• _Available records_
____________

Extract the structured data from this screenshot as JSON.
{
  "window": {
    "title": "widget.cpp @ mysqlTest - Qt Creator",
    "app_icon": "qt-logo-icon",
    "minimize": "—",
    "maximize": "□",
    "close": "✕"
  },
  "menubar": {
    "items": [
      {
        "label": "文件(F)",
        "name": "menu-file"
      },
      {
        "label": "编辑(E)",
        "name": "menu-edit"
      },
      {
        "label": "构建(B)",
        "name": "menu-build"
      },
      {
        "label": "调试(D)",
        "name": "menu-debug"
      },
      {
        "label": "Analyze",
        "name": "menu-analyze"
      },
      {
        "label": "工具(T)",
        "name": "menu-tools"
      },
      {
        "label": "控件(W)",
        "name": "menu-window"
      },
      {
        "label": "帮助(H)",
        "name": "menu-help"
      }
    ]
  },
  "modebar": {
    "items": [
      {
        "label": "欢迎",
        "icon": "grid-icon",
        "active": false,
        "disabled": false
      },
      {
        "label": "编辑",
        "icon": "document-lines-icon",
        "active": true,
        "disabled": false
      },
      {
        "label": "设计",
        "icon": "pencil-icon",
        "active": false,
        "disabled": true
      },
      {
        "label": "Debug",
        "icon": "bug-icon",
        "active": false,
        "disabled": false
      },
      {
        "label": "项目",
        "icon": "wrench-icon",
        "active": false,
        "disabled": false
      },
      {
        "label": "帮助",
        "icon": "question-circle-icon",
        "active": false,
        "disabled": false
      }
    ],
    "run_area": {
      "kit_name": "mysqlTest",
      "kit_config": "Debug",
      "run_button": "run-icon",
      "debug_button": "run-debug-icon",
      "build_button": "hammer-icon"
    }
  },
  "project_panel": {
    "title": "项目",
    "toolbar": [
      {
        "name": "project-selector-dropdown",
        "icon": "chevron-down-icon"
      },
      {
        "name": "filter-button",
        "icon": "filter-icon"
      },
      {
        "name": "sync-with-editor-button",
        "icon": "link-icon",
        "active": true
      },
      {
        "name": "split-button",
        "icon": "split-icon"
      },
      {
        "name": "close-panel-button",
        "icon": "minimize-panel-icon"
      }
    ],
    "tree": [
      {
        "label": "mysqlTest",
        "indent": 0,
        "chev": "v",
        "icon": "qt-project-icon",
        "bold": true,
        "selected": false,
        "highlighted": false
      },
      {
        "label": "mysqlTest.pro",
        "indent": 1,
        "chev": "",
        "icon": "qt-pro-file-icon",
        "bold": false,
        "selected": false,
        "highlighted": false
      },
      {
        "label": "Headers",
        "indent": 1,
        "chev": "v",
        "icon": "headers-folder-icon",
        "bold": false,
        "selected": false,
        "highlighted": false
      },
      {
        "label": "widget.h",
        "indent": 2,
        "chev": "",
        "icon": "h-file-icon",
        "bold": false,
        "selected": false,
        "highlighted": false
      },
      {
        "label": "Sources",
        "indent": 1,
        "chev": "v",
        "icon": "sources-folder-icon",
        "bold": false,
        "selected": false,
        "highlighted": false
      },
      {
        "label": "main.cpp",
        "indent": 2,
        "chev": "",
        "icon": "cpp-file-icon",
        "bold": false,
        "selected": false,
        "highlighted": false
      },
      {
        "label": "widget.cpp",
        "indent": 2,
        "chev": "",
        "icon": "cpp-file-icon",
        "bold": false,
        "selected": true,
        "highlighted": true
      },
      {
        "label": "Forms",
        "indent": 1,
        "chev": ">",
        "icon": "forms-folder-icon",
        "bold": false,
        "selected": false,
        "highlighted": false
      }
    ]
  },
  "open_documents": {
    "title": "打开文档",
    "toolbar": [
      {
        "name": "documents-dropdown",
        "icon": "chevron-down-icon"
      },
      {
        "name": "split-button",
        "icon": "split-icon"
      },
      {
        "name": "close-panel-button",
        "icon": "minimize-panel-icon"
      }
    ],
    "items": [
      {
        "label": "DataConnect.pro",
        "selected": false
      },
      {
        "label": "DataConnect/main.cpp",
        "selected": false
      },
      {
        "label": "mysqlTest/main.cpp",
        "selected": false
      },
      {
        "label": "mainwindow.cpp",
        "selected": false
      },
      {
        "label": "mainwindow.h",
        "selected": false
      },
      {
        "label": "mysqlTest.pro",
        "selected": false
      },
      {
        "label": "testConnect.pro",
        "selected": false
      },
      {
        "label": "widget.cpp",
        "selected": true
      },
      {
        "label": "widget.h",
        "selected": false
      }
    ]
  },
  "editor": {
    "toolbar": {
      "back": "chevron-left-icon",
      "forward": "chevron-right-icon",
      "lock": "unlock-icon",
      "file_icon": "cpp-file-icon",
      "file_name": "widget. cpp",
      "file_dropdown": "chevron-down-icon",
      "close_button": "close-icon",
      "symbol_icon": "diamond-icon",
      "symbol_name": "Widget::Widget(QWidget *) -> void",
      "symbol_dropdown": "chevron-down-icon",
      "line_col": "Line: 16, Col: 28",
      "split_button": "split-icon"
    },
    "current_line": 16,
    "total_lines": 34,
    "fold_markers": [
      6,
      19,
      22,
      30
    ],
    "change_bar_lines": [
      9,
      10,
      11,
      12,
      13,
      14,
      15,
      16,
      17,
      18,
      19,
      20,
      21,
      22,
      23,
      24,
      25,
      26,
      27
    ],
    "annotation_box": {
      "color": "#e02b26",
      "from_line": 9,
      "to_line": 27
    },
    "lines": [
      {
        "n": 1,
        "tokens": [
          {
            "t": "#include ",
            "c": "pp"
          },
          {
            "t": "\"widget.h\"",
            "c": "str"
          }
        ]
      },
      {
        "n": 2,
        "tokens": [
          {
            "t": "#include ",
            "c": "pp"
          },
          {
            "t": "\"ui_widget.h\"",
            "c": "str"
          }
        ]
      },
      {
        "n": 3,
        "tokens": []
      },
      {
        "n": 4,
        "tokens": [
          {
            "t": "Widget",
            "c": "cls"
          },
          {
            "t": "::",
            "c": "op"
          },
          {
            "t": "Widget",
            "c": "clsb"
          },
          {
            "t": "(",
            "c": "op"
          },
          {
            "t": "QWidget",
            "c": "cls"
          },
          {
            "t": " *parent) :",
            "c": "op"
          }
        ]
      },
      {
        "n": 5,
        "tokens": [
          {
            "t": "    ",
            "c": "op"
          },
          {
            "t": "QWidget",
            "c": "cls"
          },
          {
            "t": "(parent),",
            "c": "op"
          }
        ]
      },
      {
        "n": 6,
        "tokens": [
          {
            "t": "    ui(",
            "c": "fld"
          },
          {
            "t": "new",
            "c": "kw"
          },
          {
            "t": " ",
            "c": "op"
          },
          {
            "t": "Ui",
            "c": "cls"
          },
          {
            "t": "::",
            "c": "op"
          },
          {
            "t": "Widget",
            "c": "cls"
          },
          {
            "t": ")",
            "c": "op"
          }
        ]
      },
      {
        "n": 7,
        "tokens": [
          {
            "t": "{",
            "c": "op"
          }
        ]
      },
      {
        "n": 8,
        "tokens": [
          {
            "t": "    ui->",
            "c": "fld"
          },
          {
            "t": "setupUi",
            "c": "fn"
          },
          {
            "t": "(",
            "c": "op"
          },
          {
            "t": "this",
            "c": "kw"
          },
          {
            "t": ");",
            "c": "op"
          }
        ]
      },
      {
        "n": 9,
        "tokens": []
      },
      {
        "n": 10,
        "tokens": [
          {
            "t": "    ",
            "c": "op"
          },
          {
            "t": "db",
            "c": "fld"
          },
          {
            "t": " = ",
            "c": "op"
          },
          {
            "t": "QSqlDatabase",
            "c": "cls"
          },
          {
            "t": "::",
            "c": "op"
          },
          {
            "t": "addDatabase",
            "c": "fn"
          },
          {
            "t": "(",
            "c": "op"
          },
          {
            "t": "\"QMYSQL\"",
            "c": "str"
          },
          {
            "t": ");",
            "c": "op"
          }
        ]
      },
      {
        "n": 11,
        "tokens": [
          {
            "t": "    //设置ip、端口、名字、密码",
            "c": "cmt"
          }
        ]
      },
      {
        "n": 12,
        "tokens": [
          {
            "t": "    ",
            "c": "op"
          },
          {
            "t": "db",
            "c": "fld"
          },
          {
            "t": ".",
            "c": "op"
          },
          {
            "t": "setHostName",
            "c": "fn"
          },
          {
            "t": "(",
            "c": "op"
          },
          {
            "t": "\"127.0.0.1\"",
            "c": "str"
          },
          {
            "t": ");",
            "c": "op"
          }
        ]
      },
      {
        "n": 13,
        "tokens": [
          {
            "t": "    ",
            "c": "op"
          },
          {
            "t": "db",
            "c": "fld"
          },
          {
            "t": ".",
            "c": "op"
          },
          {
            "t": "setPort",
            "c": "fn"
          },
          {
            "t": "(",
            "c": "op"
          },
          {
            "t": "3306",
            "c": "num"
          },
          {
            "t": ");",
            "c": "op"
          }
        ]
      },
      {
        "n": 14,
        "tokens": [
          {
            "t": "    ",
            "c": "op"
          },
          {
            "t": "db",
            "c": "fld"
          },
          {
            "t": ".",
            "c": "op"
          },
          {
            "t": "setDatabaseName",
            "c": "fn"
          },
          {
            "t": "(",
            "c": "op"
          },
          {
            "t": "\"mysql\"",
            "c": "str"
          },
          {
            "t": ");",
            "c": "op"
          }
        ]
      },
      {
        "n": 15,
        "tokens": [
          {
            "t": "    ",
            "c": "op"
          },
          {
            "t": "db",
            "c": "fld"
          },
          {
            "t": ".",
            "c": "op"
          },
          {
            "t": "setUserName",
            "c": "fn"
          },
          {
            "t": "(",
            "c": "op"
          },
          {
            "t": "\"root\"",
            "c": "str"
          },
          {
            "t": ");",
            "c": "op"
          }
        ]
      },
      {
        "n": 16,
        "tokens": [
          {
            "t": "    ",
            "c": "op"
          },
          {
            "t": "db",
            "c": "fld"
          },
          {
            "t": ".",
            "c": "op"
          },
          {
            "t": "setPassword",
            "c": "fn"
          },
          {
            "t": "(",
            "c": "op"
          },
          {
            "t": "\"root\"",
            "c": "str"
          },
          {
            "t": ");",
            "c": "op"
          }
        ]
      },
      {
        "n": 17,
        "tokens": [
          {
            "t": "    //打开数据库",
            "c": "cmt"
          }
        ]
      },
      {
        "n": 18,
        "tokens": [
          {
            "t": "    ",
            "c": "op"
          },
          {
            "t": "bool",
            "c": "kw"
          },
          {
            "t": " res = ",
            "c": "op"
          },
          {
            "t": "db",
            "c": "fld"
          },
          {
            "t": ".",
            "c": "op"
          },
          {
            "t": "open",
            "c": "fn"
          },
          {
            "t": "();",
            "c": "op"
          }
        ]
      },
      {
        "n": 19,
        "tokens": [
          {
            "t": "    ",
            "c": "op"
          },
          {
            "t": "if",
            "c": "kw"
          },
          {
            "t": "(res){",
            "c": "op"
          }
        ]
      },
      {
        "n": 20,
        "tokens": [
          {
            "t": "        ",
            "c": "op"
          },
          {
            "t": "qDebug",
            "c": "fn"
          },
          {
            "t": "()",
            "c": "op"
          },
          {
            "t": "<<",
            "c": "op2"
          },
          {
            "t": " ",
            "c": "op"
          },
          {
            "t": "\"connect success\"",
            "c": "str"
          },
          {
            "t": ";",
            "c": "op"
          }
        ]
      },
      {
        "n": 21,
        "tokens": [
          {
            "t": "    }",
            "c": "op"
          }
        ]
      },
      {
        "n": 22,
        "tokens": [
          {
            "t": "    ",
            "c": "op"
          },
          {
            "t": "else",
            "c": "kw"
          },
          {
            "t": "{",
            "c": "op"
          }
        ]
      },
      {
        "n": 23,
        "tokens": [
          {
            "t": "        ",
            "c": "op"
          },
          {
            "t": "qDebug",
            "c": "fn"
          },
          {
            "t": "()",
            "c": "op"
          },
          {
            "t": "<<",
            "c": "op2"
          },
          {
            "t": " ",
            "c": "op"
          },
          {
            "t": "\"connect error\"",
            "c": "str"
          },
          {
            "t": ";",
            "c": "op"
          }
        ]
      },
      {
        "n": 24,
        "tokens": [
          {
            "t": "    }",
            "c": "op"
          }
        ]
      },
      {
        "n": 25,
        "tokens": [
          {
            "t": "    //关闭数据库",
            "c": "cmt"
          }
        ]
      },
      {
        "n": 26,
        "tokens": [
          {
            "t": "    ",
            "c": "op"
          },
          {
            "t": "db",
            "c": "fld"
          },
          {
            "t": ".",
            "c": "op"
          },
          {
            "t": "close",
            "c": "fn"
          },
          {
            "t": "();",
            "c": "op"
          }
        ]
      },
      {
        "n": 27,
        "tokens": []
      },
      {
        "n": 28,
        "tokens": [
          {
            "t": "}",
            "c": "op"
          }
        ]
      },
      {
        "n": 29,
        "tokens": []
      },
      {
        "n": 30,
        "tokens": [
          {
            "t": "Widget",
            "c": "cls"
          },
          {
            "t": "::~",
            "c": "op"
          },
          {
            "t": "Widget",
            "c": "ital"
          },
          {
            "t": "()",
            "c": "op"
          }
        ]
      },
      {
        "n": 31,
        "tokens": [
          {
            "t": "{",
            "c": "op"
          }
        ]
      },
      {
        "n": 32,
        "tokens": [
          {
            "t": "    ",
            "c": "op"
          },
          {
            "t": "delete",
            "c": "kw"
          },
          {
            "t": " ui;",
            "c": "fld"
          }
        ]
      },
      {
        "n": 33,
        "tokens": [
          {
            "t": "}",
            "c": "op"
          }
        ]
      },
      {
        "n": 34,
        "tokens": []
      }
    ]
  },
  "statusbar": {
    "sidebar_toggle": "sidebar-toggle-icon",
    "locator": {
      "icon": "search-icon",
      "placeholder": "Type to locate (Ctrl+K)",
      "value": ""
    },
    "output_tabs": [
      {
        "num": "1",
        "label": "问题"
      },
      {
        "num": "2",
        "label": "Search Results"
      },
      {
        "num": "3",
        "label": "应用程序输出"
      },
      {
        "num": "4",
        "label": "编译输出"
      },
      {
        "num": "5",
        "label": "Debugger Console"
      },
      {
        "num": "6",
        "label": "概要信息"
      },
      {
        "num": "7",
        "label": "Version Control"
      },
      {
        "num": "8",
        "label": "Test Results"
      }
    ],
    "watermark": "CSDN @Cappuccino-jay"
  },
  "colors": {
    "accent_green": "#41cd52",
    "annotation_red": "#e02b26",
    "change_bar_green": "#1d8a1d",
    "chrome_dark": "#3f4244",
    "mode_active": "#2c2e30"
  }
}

____________

• _Your task_
Keep only the lines that hold the string "editor", and copy them out.

• _The result_
        "name": "sync-with-editor-button",
  "editor": {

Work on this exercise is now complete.